— Start Data extract —

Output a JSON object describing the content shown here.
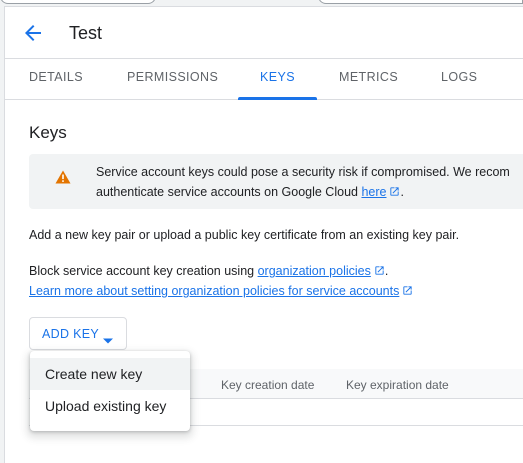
{
  "header": {
    "title": "Test"
  },
  "tabs": [
    {
      "label": "DETAILS",
      "active": false
    },
    {
      "label": "PERMISSIONS",
      "active": false
    },
    {
      "label": "KEYS",
      "active": true
    },
    {
      "label": "METRICS",
      "active": false
    },
    {
      "label": "LOGS",
      "active": false
    }
  ],
  "keys": {
    "title": "Keys",
    "warning": {
      "line1": "Service account keys could pose a security risk if compromised. We recom",
      "line2_prefix": "authenticate service accounts on Google Cloud ",
      "link": "here",
      "line2_suffix": "."
    },
    "intro": "Add a new key pair or upload a public key certificate from an existing key pair.",
    "block_prefix": "Block service account key creation using ",
    "block_link": "organization policies",
    "block_suffix": ".",
    "learn_more": "Learn more about setting organization policies for service accounts",
    "add_key_label": "ADD KEY",
    "table_headers": [
      "Key creation date",
      "Key expiration date"
    ]
  },
  "menu": {
    "items": [
      "Create new key",
      "Upload existing key"
    ]
  },
  "colors": {
    "accent": "#1a73e8",
    "warning": "#e37400"
  }
}
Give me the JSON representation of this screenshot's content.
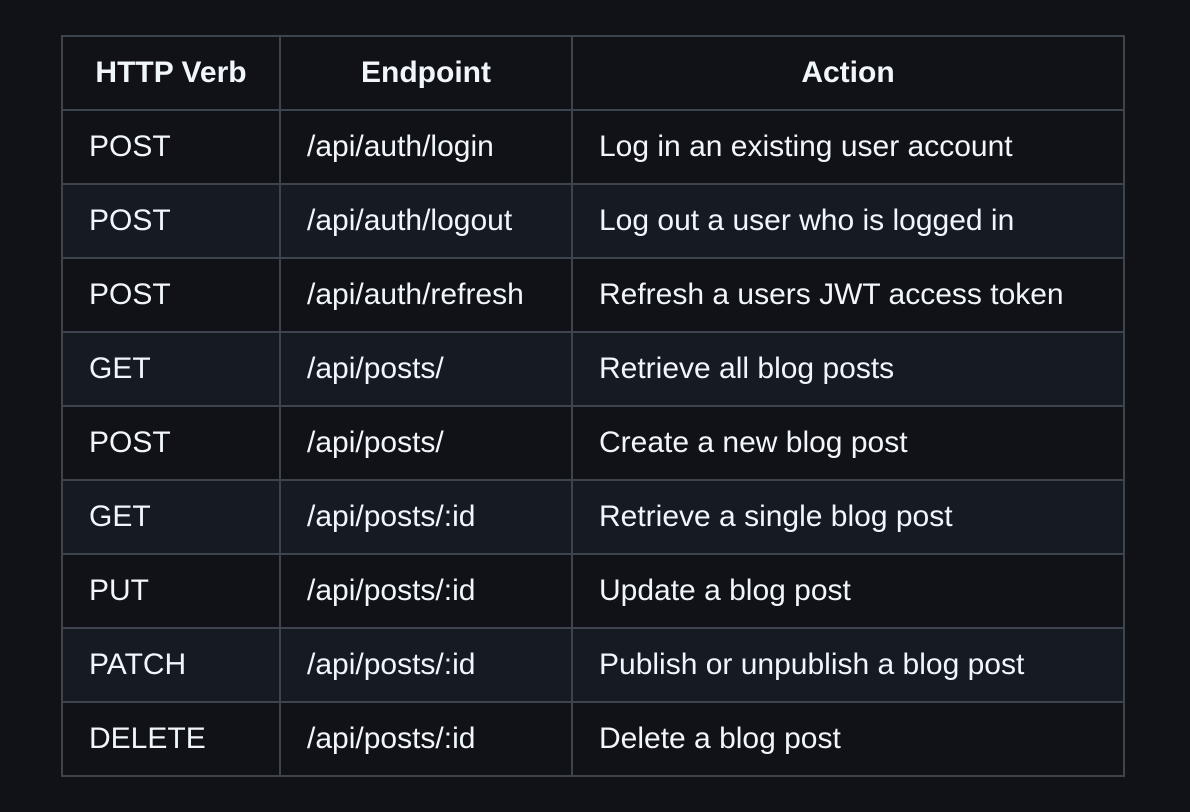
{
  "table": {
    "headers": [
      "HTTP Verb",
      "Endpoint",
      "Action"
    ],
    "rows": [
      [
        "POST",
        "/api/auth/login",
        "Log in an existing user account"
      ],
      [
        "POST",
        "/api/auth/logout",
        "Log out a user who is logged in"
      ],
      [
        "POST",
        "/api/auth/refresh",
        "Refresh a users JWT access token"
      ],
      [
        "GET",
        "/api/posts/",
        "Retrieve all blog posts"
      ],
      [
        "POST",
        "/api/posts/",
        "Create a new blog post"
      ],
      [
        "GET",
        "/api/posts/:id",
        "Retrieve a single blog post"
      ],
      [
        "PUT",
        "/api/posts/:id",
        "Update a blog post"
      ],
      [
        "PATCH",
        "/api/posts/:id",
        "Publish or unpublish a blog post"
      ],
      [
        "DELETE",
        "/api/posts/:id",
        "Delete a blog post"
      ]
    ]
  }
}
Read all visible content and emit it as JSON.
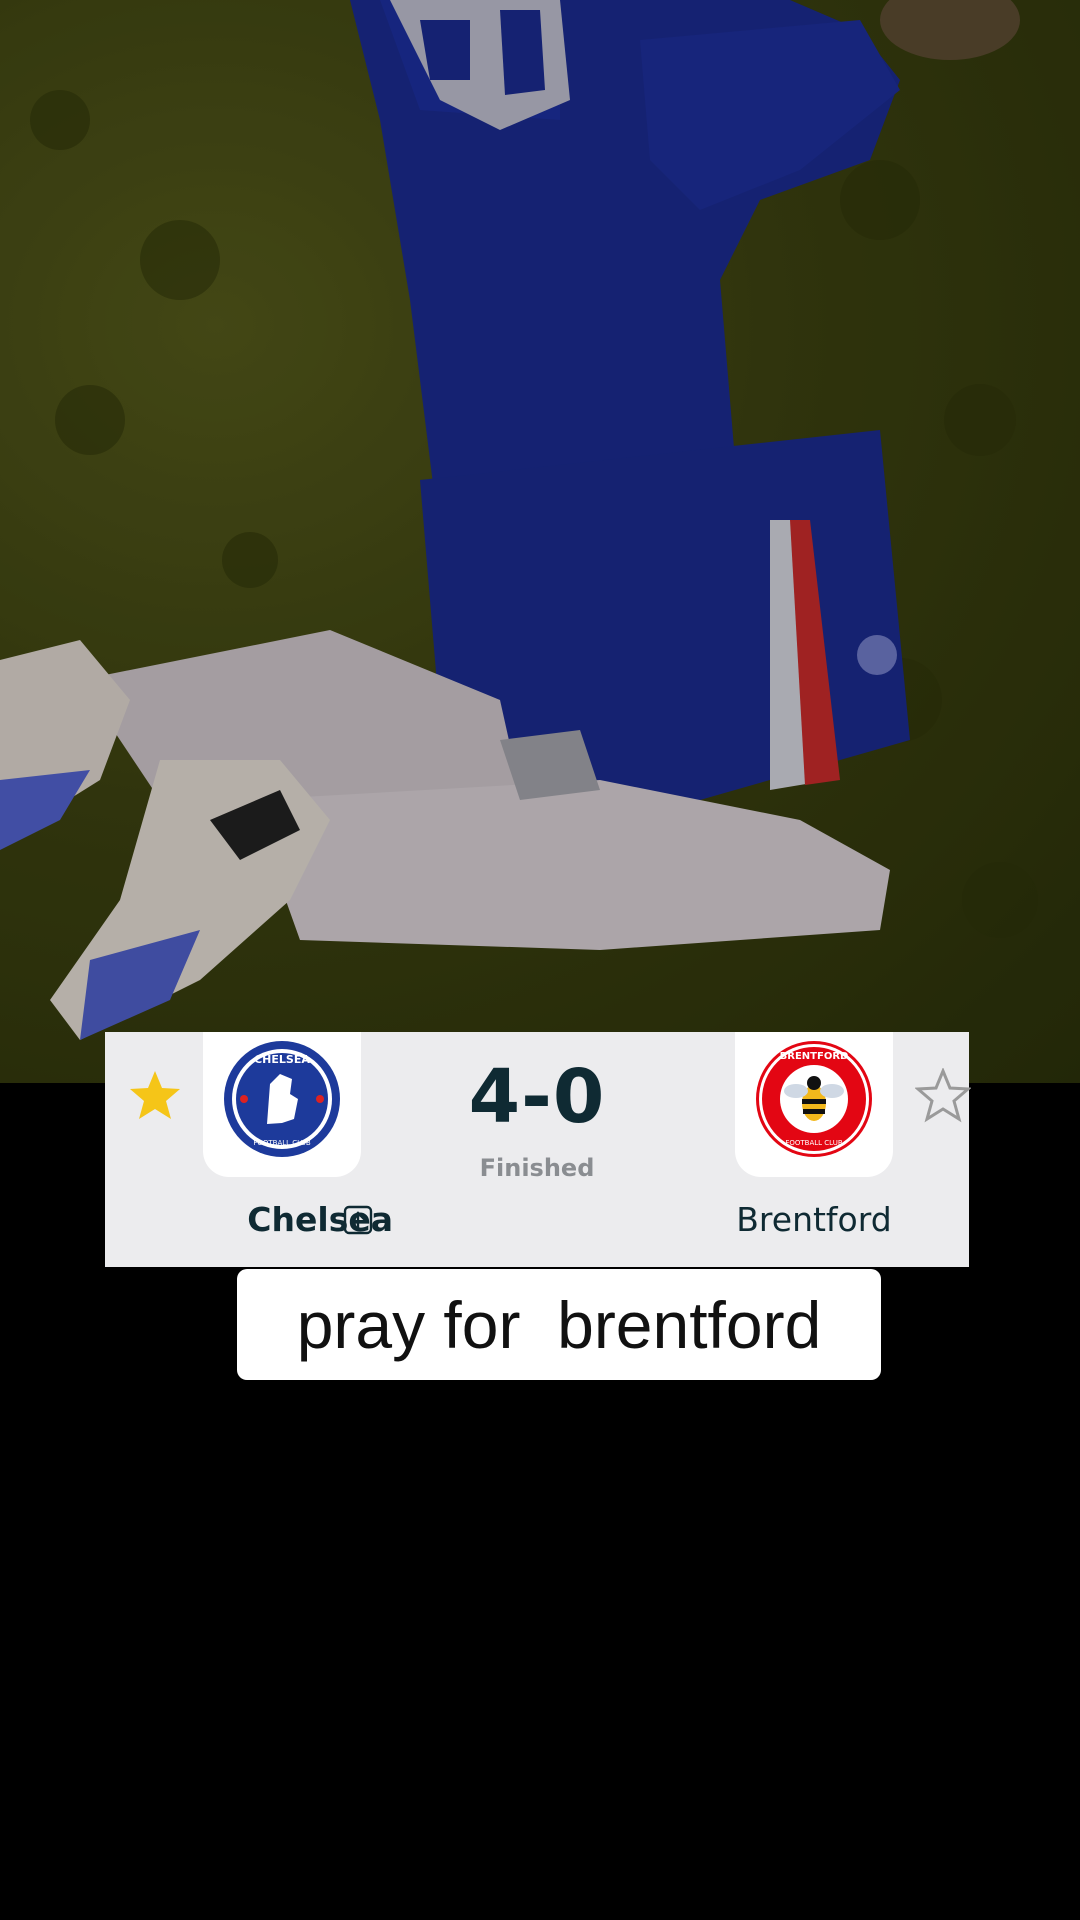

— End Data extract —

> [Aim of the exercise] Exactly reproduce each record, leaving out any pictures.

> [Output below]
Output a JSON object describing the content shown here.
{
  "header": {
    "title": "Test"
  },
  "tabs": [
    {
      "label": "DETAILS",
      "active": false
    },
    {
      "label": "PERMISSIONS",
      "active": false
    },
    {
      "label": "KEYS",
      "active": true
    },
    {
      "label": "METRICS",
      "active": false
    },
    {
      "label": "LOGS",
      "active": false
    }
  ],
  "keys": {
    "title": "Keys",
    "warning": {
      "line1": "Service account keys could pose a security risk if compromised. We recom",
      "line2_prefix": "authenticate service accounts on Google Cloud ",
      "link": "here",
      "line2_suffix": "."
    },
    "intro": "Add a new key pair or upload a public key certificate from an existing key pair.",
    "block_prefix": "Block service account key creation using ",
    "block_link": "organization policies",
    "block_suffix": ".",
    "learn_more": "Learn more about setting organization policies for service accounts",
    "add_key_label": "ADD KEY",
    "table_headers": [
      "Key creation date",
      "Key expiration date"
    ]
  },
  "menu": {
    "items": [
      "Create new key",
      "Upload existing key"
    ]
  },
  "colors": {
    "accent": "#1a73e8",
    "warning": "#e37400"
  }
}
Give me the JSON representation of this screenshot's content.
{
  "table": {
    "headers": [
      "HTTP Verb",
      "Endpoint",
      "Action"
    ],
    "rows": [
      [
        "POST",
        "/api/auth/login",
        "Log in an existing user account"
      ],
      [
        "POST",
        "/api/auth/logout",
        "Log out a user who is logged in"
      ],
      [
        "POST",
        "/api/auth/refresh",
        "Refresh a users JWT access token"
      ],
      [
        "GET",
        "/api/posts/",
        "Retrieve all blog posts"
      ],
      [
        "POST",
        "/api/posts/",
        "Create a new blog post"
      ],
      [
        "GET",
        "/api/posts/:id",
        "Retrieve a single blog post"
      ],
      [
        "PUT",
        "/api/posts/:id",
        "Update a blog post"
      ],
      [
        "PATCH",
        "/api/posts/:id",
        "Publish or unpublish a blog post"
      ],
      [
        "DELETE",
        "/api/posts/:id",
        "Delete a blog post"
      ]
    ]
  }
}
Read all visible content and emit it as JSON.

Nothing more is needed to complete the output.